Raw records
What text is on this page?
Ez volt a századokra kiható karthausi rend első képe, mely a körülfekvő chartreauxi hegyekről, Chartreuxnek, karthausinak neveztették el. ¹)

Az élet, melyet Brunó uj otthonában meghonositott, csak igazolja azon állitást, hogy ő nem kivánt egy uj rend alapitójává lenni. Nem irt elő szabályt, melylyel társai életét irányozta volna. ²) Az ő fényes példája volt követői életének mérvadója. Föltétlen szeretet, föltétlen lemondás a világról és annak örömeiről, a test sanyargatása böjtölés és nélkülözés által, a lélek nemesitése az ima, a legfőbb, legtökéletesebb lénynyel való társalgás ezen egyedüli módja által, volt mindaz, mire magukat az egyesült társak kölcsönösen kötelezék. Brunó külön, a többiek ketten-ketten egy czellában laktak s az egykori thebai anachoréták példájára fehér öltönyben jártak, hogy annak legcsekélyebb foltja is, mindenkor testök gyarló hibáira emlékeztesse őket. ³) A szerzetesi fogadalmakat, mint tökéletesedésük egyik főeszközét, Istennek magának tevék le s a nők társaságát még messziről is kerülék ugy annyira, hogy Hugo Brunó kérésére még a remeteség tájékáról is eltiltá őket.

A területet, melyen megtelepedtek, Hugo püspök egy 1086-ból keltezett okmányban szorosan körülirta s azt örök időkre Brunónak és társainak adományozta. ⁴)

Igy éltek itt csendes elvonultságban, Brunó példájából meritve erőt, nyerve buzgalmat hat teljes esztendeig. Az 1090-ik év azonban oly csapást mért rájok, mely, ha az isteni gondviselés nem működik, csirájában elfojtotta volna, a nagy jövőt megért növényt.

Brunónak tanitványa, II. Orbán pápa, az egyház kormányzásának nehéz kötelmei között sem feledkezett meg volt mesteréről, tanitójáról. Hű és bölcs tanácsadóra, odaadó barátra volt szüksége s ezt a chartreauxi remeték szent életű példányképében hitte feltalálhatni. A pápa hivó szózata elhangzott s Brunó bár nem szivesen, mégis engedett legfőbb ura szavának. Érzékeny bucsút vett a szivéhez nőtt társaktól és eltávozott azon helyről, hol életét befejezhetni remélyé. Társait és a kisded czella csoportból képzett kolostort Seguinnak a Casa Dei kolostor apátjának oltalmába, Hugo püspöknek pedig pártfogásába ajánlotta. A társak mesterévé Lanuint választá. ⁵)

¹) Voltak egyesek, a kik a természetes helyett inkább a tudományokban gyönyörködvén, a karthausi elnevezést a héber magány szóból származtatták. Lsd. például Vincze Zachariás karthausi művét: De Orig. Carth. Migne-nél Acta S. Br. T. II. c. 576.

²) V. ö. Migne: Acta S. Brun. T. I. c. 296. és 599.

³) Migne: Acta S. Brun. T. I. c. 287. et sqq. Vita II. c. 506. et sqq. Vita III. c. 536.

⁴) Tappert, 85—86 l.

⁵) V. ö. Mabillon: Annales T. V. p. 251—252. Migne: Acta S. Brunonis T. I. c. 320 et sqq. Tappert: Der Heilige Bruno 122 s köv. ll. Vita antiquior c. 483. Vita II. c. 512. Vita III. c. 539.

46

Written request
Copy every line of the entries above in which "Vita" occurs.

Complete answer
³) Migne: Acta S. Brun. T. I. c. 287. et sqq. Vita II. c. 506. et sqq. Vita III. c. 536.
⁵) V. ö. Mabillon: Annales T. V. p. 251—252. Migne: Acta S. Brunonis T. I. c. 320 et sqq. Tappert: Der Heilige Bruno 122 s köv. ll. Vita antiquior c. 483. Vita II. c. 512. Vita III. c. 539.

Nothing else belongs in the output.